- Given request -
Can you transcribe every line exactly and leave the pictures behind?

** begin Extracted entries **

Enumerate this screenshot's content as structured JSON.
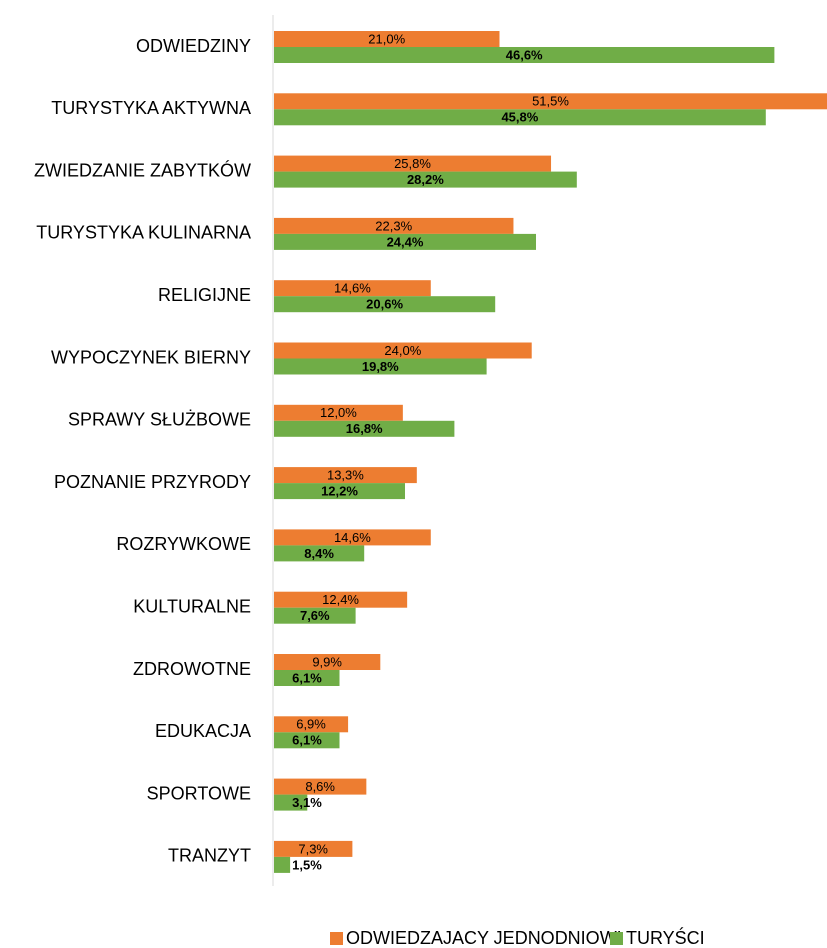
{
  "chart_data": {
    "type": "bar",
    "orientation": "horizontal",
    "categories": [
      "ODWIEDZINY",
      "TURYSTYKA AKTYWNA",
      "ZWIEDZANIE ZABYTKÓW",
      "TURYSTYKA KULINARNA",
      "RELIGIJNE",
      "WYPOCZYNEK BIERNY",
      "SPRAWY SŁUŻBOWE",
      "POZNANIE PRZYRODY",
      "ROZRYWKOWE",
      "KULTURALNE",
      "ZDROWOTNE",
      "EDUKACJA",
      "SPORTOWE",
      "TRANZYT"
    ],
    "series": [
      {
        "name": "ODWIEDZAJACY JEDNODNIOWI",
        "color": "#ed7d31",
        "values": [
          21.0,
          51.5,
          25.8,
          22.3,
          14.6,
          24.0,
          12.0,
          13.3,
          14.6,
          12.4,
          9.9,
          6.9,
          8.6,
          7.3
        ],
        "value_labels": [
          "21,0%",
          "51,5%",
          "25,8%",
          "22,3%",
          "14,6%",
          "24,0%",
          "12,0%",
          "13,3%",
          "14,6%",
          "12,4%",
          "9,9%",
          "6,9%",
          "8,6%",
          "7,3%"
        ]
      },
      {
        "name": "TURYŚCI",
        "color": "#70ad47",
        "values": [
          46.6,
          45.8,
          28.2,
          24.4,
          20.6,
          19.8,
          16.8,
          12.2,
          8.4,
          7.6,
          6.1,
          6.1,
          3.1,
          1.5
        ],
        "value_labels": [
          "46,6%",
          "45,8%",
          "28,2%",
          "24,4%",
          "20,6%",
          "19,8%",
          "16,8%",
          "12,2%",
          "8,4%",
          "7,6%",
          "6,1%",
          "6,1%",
          "3,1%",
          "1,5%"
        ]
      }
    ],
    "legend": "bottom"
  }
}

** end Extracted entries **

- Reply to the task -
Enumerate this screenshot's content as structured JSON.
{
  "chart_data": {
    "type": "bar",
    "orientation": "horizontal",
    "categories": [
      "ODWIEDZINY",
      "TURYSTYKA AKTYWNA",
      "ZWIEDZANIE ZABYTKÓW",
      "TURYSTYKA KULINARNA",
      "RELIGIJNE",
      "WYPOCZYNEK BIERNY",
      "SPRAWY SŁUŻBOWE",
      "POZNANIE PRZYRODY",
      "ROZRYWKOWE",
      "KULTURALNE",
      "ZDROWOTNE",
      "EDUKACJA",
      "SPORTOWE",
      "TRANZYT"
    ],
    "series": [
      {
        "name": "ODWIEDZAJACY JEDNODNIOWI",
        "color": "#ed7d31",
        "values": [
          21.0,
          51.5,
          25.8,
          22.3,
          14.6,
          24.0,
          12.0,
          13.3,
          14.6,
          12.4,
          9.9,
          6.9,
          8.6,
          7.3
        ],
        "value_labels": [
          "21,0%",
          "51,5%",
          "25,8%",
          "22,3%",
          "14,6%",
          "24,0%",
          "12,0%",
          "13,3%",
          "14,6%",
          "12,4%",
          "9,9%",
          "6,9%",
          "8,6%",
          "7,3%"
        ]
      },
      {
        "name": "TURYŚCI",
        "color": "#70ad47",
        "values": [
          46.6,
          45.8,
          28.2,
          24.4,
          20.6,
          19.8,
          16.8,
          12.2,
          8.4,
          7.6,
          6.1,
          6.1,
          3.1,
          1.5
        ],
        "value_labels": [
          "46,6%",
          "45,8%",
          "28,2%",
          "24,4%",
          "20,6%",
          "19,8%",
          "16,8%",
          "12,2%",
          "8,4%",
          "7,6%",
          "6,1%",
          "6,1%",
          "3,1%",
          "1,5%"
        ]
      }
    ],
    "legend": "bottom"
  }
}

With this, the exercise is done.